▶ [Task statement]: Copy the records that follow exactly as written, but not their pictures.

>> BEGIN Data to use

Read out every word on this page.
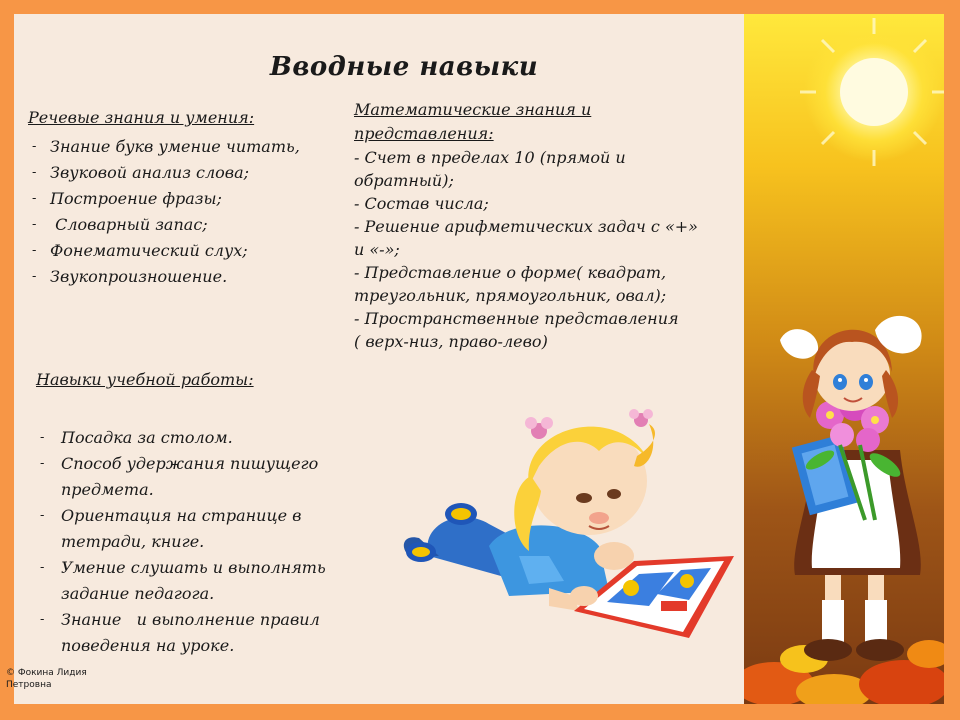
Вводные навыки
Речевые знания и умения:
- Знание букв умение читать,
- Звуковой анализ слова;
- Построение фразы;
-  Словарный запас;
- Фонематический слух;
- Звукопроизношение.
Математические знания и
представления:
- Счет в пределах 10 (прямой и
обратный);
- Состав числа;
- Решение арифметических задач с «+»
и «-»;
- Представление о форме( квадрат,
треугольник, прямоугольник, овал);
- Пространственные представления
( верх-низ, право-лево)
Навыки учебной работы:
- Посадка за столом.
- Способ удержания пишущего
предмета.
- Ориентация на странице в
тетради, книге.
- Умение слушать и выполнять
задание педагога.
- Знание   и выполнение правил
поведения на уроке.
© Фокина Лидия
Петровна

>> END Data to use

▶ [Problem solution]:
Read out every word on this page.
Вводные навыки
Речевые знания и умения:
- Знание букв умение читать,
- Звуковой анализ слова;
- Построение фразы;
-  Словарный запас;
- Фонематический слух;
- Звукопроизношение.
Математические знания и
представления:
- Счет в пределах 10 (прямой и
обратный);
- Состав числа;
- Решение арифметических задач с «+»
и «-»;
- Представление о форме( квадрат,
треугольник, прямоугольник, овал);
- Пространственные представления
( верх-низ, право-лево)
Навыки учебной работы:
- Посадка за столом.
- Способ удержания пишущего
предмета.
- Ориентация на странице в
тетради, книге.
- Умение слушать и выполнять
задание педагога.
- Знание   и выполнение правил
поведения на уроке.
© Фокина Лидия
Петровна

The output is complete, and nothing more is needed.